--- Task directions ---
Pull every line of the entries that has the word "title".

--- Extracted records ---

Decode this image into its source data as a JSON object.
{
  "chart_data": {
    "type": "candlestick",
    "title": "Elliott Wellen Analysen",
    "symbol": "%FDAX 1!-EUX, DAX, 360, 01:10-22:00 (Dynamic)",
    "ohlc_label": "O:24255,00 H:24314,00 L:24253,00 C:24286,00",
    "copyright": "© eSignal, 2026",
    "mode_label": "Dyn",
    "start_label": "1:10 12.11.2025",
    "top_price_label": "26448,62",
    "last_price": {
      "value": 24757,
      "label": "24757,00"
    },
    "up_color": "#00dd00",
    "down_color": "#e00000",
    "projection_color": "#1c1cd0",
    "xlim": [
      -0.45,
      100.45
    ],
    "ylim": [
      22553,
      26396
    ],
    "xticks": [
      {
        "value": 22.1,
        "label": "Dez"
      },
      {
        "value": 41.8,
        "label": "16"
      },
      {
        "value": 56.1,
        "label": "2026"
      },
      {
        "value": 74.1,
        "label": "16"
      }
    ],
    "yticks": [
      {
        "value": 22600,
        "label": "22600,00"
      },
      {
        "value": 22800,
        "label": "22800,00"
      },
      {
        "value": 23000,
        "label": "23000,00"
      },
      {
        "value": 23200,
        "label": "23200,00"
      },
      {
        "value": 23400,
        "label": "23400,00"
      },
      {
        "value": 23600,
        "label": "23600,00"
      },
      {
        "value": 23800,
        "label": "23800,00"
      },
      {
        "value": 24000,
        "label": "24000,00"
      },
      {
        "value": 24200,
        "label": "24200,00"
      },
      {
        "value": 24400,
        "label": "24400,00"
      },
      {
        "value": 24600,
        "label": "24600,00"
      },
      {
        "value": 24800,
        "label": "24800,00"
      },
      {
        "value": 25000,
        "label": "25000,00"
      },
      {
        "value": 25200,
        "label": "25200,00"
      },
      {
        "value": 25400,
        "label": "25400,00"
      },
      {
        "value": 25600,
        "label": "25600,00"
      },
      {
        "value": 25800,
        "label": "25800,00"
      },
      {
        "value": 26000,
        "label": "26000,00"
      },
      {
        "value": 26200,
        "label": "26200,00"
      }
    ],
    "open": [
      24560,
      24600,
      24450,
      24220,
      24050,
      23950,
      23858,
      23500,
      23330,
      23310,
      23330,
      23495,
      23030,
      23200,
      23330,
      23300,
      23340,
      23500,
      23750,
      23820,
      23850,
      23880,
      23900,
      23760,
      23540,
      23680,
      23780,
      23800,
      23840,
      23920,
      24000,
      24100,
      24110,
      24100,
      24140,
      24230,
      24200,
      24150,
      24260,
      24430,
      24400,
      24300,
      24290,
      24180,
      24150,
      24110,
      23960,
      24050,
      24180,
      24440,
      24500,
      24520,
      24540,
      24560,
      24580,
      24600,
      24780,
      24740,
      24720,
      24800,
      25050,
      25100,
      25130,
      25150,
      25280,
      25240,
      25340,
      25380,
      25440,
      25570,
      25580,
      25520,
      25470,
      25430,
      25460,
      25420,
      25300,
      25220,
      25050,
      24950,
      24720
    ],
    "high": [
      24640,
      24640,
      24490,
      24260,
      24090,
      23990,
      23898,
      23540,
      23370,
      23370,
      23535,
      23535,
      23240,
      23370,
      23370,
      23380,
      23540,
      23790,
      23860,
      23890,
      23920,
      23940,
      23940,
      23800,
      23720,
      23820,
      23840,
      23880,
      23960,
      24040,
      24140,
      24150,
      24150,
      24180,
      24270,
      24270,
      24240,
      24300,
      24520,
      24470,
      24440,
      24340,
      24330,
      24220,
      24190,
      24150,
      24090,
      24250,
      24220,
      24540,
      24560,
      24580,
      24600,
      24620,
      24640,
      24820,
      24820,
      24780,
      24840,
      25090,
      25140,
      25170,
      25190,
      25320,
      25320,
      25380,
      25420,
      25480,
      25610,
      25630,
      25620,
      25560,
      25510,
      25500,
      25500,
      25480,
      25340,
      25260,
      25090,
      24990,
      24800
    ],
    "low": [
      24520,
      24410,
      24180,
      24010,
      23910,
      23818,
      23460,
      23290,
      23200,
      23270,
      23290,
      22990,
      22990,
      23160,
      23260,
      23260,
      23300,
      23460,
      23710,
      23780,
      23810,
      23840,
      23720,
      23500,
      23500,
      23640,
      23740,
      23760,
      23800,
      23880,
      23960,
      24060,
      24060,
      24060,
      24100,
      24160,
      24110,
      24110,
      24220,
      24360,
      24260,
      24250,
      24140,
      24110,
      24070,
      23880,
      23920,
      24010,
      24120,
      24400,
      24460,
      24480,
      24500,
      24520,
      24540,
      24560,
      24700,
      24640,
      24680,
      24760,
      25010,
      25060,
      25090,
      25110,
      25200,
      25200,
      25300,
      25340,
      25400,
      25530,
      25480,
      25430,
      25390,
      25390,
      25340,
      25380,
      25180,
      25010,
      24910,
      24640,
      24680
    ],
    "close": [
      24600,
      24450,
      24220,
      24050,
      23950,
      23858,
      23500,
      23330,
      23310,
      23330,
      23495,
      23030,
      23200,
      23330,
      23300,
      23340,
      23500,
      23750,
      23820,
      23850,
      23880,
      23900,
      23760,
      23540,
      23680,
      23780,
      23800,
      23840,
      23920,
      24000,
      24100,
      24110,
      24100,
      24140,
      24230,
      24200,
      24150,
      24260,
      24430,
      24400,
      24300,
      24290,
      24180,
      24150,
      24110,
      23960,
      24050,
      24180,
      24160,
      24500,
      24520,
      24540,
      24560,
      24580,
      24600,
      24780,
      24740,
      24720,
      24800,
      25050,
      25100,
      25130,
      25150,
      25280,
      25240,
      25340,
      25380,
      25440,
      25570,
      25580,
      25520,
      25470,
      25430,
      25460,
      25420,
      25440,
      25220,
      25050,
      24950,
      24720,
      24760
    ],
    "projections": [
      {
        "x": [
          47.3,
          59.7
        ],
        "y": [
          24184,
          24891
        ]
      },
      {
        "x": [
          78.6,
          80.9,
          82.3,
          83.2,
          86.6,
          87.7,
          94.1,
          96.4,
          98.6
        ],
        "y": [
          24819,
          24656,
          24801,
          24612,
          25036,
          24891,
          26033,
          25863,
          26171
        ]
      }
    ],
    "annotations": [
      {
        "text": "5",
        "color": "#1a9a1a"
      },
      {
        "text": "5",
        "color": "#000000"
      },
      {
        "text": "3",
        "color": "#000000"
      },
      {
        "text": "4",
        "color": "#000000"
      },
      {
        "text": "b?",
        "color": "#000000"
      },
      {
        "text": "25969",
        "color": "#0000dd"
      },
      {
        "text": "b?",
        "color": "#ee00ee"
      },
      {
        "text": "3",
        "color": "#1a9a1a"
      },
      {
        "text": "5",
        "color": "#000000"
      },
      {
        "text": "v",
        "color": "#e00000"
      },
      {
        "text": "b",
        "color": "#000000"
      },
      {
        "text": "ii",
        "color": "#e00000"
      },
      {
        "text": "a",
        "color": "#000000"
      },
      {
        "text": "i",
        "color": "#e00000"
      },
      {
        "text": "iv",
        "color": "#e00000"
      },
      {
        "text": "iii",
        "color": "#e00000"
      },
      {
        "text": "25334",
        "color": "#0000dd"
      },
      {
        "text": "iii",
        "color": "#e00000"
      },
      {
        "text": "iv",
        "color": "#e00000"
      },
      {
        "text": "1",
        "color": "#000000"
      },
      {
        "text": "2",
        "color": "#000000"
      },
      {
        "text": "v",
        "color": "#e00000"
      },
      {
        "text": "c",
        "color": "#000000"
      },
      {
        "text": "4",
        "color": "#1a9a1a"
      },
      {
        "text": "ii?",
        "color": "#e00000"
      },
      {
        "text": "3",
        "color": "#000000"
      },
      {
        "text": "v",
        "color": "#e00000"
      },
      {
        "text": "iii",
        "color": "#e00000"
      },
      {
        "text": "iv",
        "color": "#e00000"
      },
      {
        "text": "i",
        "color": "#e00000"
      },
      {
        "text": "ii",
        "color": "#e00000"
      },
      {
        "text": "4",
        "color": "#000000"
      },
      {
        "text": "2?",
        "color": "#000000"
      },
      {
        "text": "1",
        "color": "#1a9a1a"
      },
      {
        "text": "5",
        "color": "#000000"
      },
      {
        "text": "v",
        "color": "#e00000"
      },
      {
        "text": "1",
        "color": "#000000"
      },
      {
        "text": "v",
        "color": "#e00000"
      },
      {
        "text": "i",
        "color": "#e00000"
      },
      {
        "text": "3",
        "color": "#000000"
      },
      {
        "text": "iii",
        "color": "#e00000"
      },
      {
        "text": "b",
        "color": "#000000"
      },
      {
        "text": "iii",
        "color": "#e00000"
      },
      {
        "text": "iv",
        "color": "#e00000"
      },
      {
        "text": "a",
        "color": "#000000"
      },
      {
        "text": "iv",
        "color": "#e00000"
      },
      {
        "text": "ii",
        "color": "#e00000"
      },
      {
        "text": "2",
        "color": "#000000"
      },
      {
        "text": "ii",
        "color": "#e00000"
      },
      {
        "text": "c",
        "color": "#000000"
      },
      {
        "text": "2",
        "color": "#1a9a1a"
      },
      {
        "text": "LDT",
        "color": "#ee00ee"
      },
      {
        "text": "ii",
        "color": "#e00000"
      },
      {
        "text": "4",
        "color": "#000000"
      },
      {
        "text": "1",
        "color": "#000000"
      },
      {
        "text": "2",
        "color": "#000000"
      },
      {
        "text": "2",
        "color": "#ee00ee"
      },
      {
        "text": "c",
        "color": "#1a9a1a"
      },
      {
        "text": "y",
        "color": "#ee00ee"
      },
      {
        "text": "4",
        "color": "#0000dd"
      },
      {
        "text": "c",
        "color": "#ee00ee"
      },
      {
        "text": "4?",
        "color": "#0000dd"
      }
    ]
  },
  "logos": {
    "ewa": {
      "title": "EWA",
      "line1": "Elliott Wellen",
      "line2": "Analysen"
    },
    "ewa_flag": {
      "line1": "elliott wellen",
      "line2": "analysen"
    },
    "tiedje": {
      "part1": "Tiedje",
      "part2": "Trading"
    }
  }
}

--- Task answer ---
    "title": "Elliott Wellen Analysen",
      "title": "EWA",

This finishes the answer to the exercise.